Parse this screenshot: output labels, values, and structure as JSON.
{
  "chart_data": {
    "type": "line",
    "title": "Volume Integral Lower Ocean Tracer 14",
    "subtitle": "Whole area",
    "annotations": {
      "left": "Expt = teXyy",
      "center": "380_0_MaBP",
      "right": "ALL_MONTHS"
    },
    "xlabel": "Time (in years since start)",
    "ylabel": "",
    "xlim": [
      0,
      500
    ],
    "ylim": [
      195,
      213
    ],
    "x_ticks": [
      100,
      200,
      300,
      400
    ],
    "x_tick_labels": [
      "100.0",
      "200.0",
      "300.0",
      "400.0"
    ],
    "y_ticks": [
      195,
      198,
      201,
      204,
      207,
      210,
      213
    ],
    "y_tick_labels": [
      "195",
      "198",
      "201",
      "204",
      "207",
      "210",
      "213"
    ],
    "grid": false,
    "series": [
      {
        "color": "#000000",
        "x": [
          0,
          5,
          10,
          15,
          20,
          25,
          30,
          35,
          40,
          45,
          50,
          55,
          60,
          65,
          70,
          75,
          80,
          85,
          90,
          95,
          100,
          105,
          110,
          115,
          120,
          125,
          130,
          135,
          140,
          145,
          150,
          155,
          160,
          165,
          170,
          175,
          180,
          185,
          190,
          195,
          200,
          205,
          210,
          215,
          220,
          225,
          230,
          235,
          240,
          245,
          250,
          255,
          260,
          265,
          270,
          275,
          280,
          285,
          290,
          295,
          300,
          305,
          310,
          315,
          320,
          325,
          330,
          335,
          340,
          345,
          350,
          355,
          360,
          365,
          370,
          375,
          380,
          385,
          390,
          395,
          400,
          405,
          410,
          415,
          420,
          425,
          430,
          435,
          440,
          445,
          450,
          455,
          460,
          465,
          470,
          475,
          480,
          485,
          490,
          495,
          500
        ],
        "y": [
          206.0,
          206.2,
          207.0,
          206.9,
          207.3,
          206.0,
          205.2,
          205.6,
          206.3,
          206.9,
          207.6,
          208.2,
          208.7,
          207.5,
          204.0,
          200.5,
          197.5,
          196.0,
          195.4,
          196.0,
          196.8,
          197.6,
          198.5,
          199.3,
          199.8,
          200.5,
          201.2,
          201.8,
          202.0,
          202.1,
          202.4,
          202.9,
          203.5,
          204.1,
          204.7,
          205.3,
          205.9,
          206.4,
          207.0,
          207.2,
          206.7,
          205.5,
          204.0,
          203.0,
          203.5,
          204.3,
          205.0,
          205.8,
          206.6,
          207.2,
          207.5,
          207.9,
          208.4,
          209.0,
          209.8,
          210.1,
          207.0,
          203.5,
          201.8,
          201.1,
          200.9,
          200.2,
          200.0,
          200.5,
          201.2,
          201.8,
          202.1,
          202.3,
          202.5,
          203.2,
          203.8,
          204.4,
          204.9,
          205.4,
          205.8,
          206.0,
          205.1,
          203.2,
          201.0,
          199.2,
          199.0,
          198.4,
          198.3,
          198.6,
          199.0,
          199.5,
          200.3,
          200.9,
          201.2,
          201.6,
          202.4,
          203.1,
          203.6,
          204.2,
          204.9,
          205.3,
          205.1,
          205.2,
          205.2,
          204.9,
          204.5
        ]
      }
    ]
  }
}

══════════════════════════════

SET PROBLEM — Print the records above in full, exactly.

REPLY TO THE TASK —
Parse this screenshot: output labels, values, and structure as JSON.
{
  "chart_data": {
    "type": "line",
    "title": "Volume Integral Lower Ocean Tracer 14",
    "subtitle": "Whole area",
    "annotations": {
      "left": "Expt = teXyy",
      "center": "380_0_MaBP",
      "right": "ALL_MONTHS"
    },
    "xlabel": "Time (in years since start)",
    "ylabel": "",
    "xlim": [
      0,
      500
    ],
    "ylim": [
      195,
      213
    ],
    "x_ticks": [
      100,
      200,
      300,
      400
    ],
    "x_tick_labels": [
      "100.0",
      "200.0",
      "300.0",
      "400.0"
    ],
    "y_ticks": [
      195,
      198,
      201,
      204,
      207,
      210,
      213
    ],
    "y_tick_labels": [
      "195",
      "198",
      "201",
      "204",
      "207",
      "210",
      "213"
    ],
    "grid": false,
    "series": [
      {
        "color": "#000000",
        "x": [
          0,
          5,
          10,
          15,
          20,
          25,
          30,
          35,
          40,
          45,
          50,
          55,
          60,
          65,
          70,
          75,
          80,
          85,
          90,
          95,
          100,
          105,
          110,
          115,
          120,
          125,
          130,
          135,
          140,
          145,
          150,
          155,
          160,
          165,
          170,
          175,
          180,
          185,
          190,
          195,
          200,
          205,
          210,
          215,
          220,
          225,
          230,
          235,
          240,
          245,
          250,
          255,
          260,
          265,
          270,
          275,
          280,
          285,
          290,
          295,
          300,
          305,
          310,
          315,
          320,
          325,
          330,
          335,
          340,
          345,
          350,
          355,
          360,
          365,
          370,
          375,
          380,
          385,
          390,
          395,
          400,
          405,
          410,
          415,
          420,
          425,
          430,
          435,
          440,
          445,
          450,
          455,
          460,
          465,
          470,
          475,
          480,
          485,
          490,
          495,
          500
        ],
        "y": [
          206.0,
          206.2,
          207.0,
          206.9,
          207.3,
          206.0,
          205.2,
          205.6,
          206.3,
          206.9,
          207.6,
          208.2,
          208.7,
          207.5,
          204.0,
          200.5,
          197.5,
          196.0,
          195.4,
          196.0,
          196.8,
          197.6,
          198.5,
          199.3,
          199.8,
          200.5,
          201.2,
          201.8,
          202.0,
          202.1,
          202.4,
          202.9,
          203.5,
          204.1,
          204.7,
          205.3,
          205.9,
          206.4,
          207.0,
          207.2,
          206.7,
          205.5,
          204.0,
          203.0,
          203.5,
          204.3,
          205.0,
          205.8,
          206.6,
          207.2,
          207.5,
          207.9,
          208.4,
          209.0,
          209.8,
          210.1,
          207.0,
          203.5,
          201.8,
          201.1,
          200.9,
          200.2,
          200.0,
          200.5,
          201.2,
          201.8,
          202.1,
          202.3,
          202.5,
          203.2,
          203.8,
          204.4,
          204.9,
          205.4,
          205.8,
          206.0,
          205.1,
          203.2,
          201.0,
          199.2,
          199.0,
          198.4,
          198.3,
          198.6,
          199.0,
          199.5,
          200.3,
          200.9,
          201.2,
          201.6,
          202.4,
          203.1,
          203.6,
          204.2,
          204.9,
          205.3,
          205.1,
          205.2,
          205.2,
          204.9,
          204.5
        ]
      }
    ]
  }
}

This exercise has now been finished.